begin
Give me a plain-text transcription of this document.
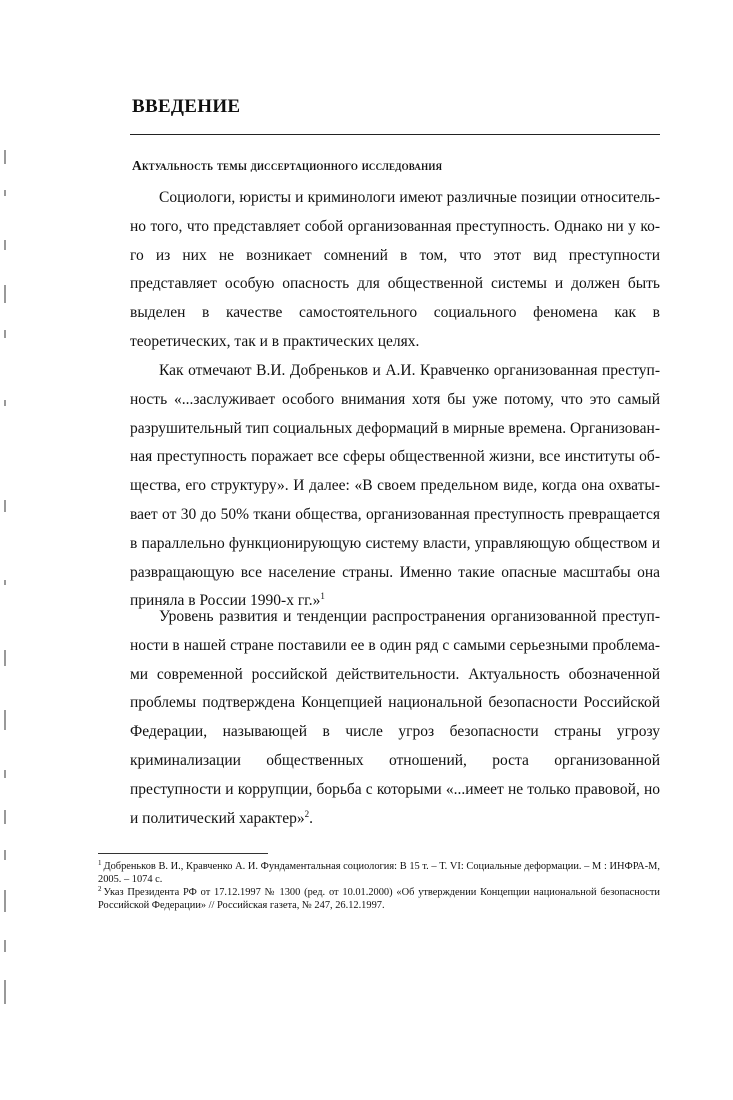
ВВЕДЕНИЕ
Актуальность темы диссертационного исследования

Социологи, юристы и криминологи имеют различные позиции относительно того, что представляет собой организованная преступность. Однако ни у кого из них не возникает сомнений в том, что этот вид преступности представляет особую опасность для общественной системы и должен быть выделен в качестве самостоятельного социального феномена как в теоретических, так и в практических целях.

Как отмечают В.И. Добреньков и А.И. Кравченко организованная преступность «...заслуживает особого внимания хотя бы уже потому, что это самый разрушительный тип социальных деформаций в мирные времена. Организованная преступность поражает все сферы общественной жизни, все институты общества, его структуру». И далее: «В своем предельном виде, когда она охватывает от 30 до 50% ткани общества, организованная преступность превращается в параллельно функционирующую систему власти, управляющую обществом и развращающую все население страны. Именно такие опасные масштабы она приняла в России 1990-х гг.»$^1$

Уровень развития и тенденции распространения организованной преступности в нашей стране поставили ее в один ряд с самыми серьезными проблемами современной российской действительности. Актуальность обозначенной проблемы подтверждена Концепцией национальной безопасности Российской Федерации, называющей в числе угроз безопасности страны угрозу криминализации общественных отношений, роста организованной преступности и коррупции, борьба с которыми «...имеет не только правовой, но и политический характер»$^2$.

$^1$ Добреньков В. И., Кравченко А. И. Фундаментальная социология: В 15 т. – Т. VI: Социальные деформации. – М : ИНФРА-М, 2005. – 1074 с.

$^2$ Указ Президента РФ от 17.12.1997 № 1300 (ред. от 10.01.2000) «Об утверждении Концепции национальной безопасности Российской Федерации» // Российская газета, № 247, 26.12.1997.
end
Exercise. Every line above should be repeated exactly; pictures stay out of the copy.

Correct answer.
Give me a plain-text transcription of this document.
ВВЕДЕНИЕ
Актуальность темы диссертационного исследования

Социологи, юристы и криминологи имеют различные позиции относительно того, что представляет собой организованная преступность. Однако ни у кого из них не возникает сомнений в том, что этот вид преступности представляет особую опасность для общественной системы и должен быть выделен в качестве самостоятельного социального феномена как в теоретических, так и в практических целях.

Как отмечают В.И. Добреньков и А.И. Кравченко организованная преступность «...заслуживает особого внимания хотя бы уже потому, что это самый разрушительный тип социальных деформаций в мирные времена. Организованная преступность поражает все сферы общественной жизни, все институты общества, его структуру». И далее: «В своем предельном виде, когда она охватывает от 30 до 50% ткани общества, организованная преступность превращается в параллельно функционирующую систему власти, управляющую обществом и развращающую все население страны. Именно такие опасные масштабы она приняла в России 1990-х гг.»$^1$

Уровень развития и тенденции распространения организованной преступности в нашей стране поставили ее в один ряд с самыми серьезными проблемами современной российской действительности. Актуальность обозначенной проблемы подтверждена Концепцией национальной безопасности Российской Федерации, называющей в числе угроз безопасности страны угрозу криминализации общественных отношений, роста организованной преступности и коррупции, борьба с которыми «...имеет не только правовой, но и политический характер»$^2$.

$^1$ Добреньков В. И., Кравченко А. И. Фундаментальная социология: В 15 т. – Т. VI: Социальные деформации. – М : ИНФРА-М, 2005. – 1074 с.

$^2$ Указ Президента РФ от 17.12.1997 № 1300 (ред. от 10.01.2000) «Об утверждении Концепции национальной безопасности Российской Федерации» // Российская газета, № 247, 26.12.1997.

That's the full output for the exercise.